How to complete this task:
In your copy, leave out the pictures; write out all the data exactly.

Records for processing:
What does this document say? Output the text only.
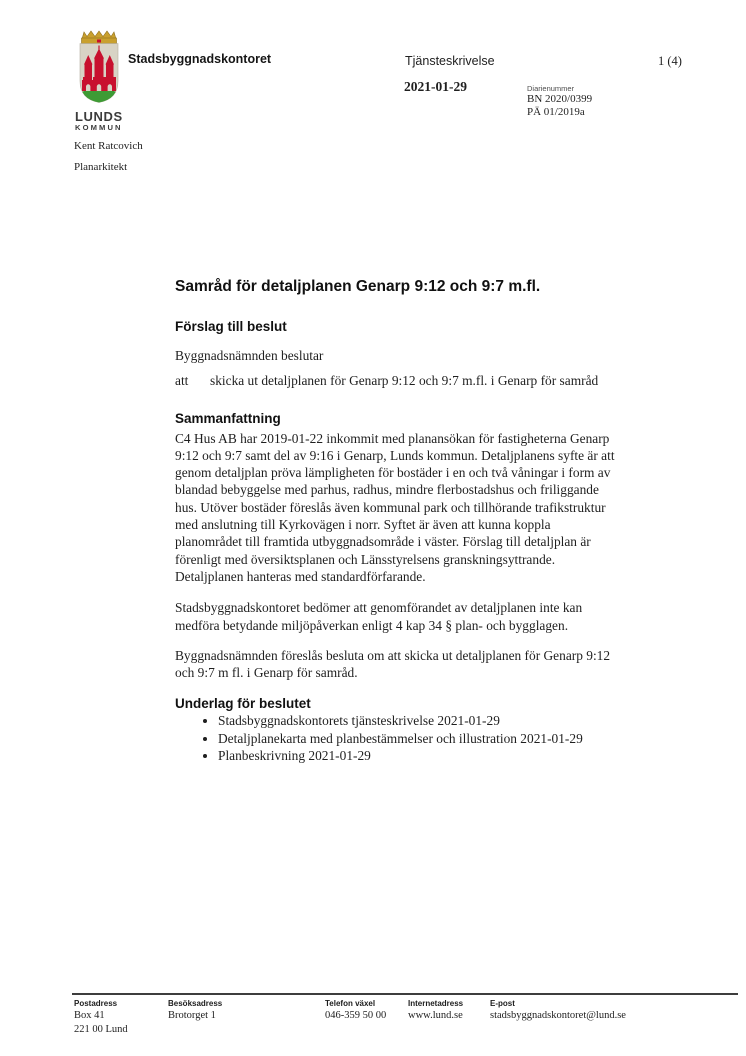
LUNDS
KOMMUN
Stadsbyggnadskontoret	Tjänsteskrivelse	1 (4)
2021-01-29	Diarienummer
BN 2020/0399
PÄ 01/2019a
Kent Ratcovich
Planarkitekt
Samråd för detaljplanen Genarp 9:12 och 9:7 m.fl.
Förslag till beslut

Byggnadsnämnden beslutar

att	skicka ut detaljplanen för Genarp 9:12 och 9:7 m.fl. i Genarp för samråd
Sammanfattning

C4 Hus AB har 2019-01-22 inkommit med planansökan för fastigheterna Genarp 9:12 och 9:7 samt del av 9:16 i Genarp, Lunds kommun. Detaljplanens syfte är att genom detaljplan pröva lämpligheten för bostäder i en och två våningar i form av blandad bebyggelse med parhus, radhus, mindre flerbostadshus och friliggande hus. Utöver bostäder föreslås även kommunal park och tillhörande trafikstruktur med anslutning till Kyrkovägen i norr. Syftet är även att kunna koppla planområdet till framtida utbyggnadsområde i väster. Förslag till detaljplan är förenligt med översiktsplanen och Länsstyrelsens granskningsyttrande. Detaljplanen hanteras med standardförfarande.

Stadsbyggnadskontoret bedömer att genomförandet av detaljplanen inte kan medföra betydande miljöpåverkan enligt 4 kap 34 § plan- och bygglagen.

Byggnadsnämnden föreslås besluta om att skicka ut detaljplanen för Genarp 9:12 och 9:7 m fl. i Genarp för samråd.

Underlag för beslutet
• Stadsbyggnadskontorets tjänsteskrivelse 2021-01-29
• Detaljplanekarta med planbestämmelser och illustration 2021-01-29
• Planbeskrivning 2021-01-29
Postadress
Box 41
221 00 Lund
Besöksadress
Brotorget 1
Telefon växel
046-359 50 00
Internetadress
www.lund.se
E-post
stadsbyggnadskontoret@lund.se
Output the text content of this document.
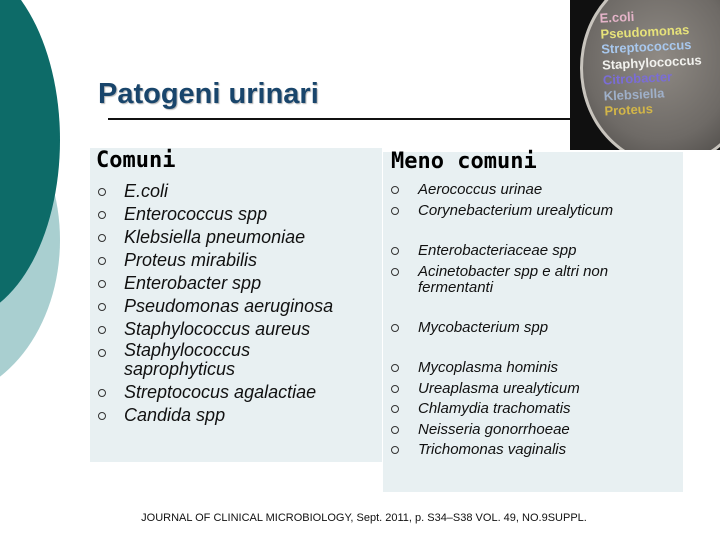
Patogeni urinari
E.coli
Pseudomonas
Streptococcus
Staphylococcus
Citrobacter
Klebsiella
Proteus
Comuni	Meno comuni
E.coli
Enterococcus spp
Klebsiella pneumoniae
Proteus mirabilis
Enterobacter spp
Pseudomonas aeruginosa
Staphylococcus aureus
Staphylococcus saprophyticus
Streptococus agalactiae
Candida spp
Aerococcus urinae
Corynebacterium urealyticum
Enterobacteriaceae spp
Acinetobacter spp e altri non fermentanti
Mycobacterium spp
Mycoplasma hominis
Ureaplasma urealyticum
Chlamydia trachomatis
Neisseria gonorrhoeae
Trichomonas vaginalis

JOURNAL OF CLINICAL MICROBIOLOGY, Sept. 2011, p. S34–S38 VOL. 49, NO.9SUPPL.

Worked solution:
What does this document say? Output the text only.
LUNDS
KOMMUN
Stadsbyggnadskontoret	Tjänsteskrivelse	1 (4)
2021-01-29	Diarienummer
BN 2020/0399
PÄ 01/2019a
Kent Ratcovich
Planarkitekt
Samråd för detaljplanen Genarp 9:12 och 9:7 m.fl.
Förslag till beslut

Byggnadsnämnden beslutar

att	skicka ut detaljplanen för Genarp 9:12 och 9:7 m.fl. i Genarp för samråd
Sammanfattning

C4 Hus AB har 2019-01-22 inkommit med planansökan för fastigheterna Genarp 9:12 och 9:7 samt del av 9:16 i Genarp, Lunds kommun. Detaljplanens syfte är att genom detaljplan pröva lämpligheten för bostäder i en och två våningar i form av blandad bebyggelse med parhus, radhus, mindre flerbostadshus och friliggande hus. Utöver bostäder föreslås även kommunal park och tillhörande trafikstruktur med anslutning till Kyrkovägen i norr. Syftet är även att kunna koppla planområdet till framtida utbyggnadsområde i väster. Förslag till detaljplan är förenligt med översiktsplanen och Länsstyrelsens granskningsyttrande. Detaljplanen hanteras med standardförfarande.

Stadsbyggnadskontoret bedömer att genomförandet av detaljplanen inte kan medföra betydande miljöpåverkan enligt 4 kap 34 § plan- och bygglagen.

Byggnadsnämnden föreslås besluta om att skicka ut detaljplanen för Genarp 9:12 och 9:7 m fl. i Genarp för samråd.

Underlag för beslutet
• Stadsbyggnadskontorets tjänsteskrivelse 2021-01-29
• Detaljplanekarta med planbestämmelser och illustration 2021-01-29
• Planbeskrivning 2021-01-29
Postadress
Box 41
221 00 Lund
Besöksadress
Brotorget 1
Telefon växel
046-359 50 00
Internetadress
www.lund.se
E-post
stadsbyggnadskontoret@lund.se
Output the text content of this document.
Patogeni urinari
E.coli
Pseudomonas
Streptococcus
Staphylococcus
Citrobacter
Klebsiella
Proteus
Comuni	Meno comuni
E.coli
Enterococcus spp
Klebsiella pneumoniae
Proteus mirabilis
Enterobacter spp
Pseudomonas aeruginosa
Staphylococcus aureus
Staphylococcus saprophyticus
Streptococus agalactiae
Candida spp
Aerococcus urinae
Corynebacterium urealyticum
Enterobacteriaceae spp
Acinetobacter spp e altri non fermentanti
Mycobacterium spp
Mycoplasma hominis
Ureaplasma urealyticum
Chlamydia trachomatis
Neisseria gonorrhoeae
Trichomonas vaginalis

JOURNAL OF CLINICAL MICROBIOLOGY, Sept. 2011, p. S34–S38 VOL. 49, NO.9SUPPL.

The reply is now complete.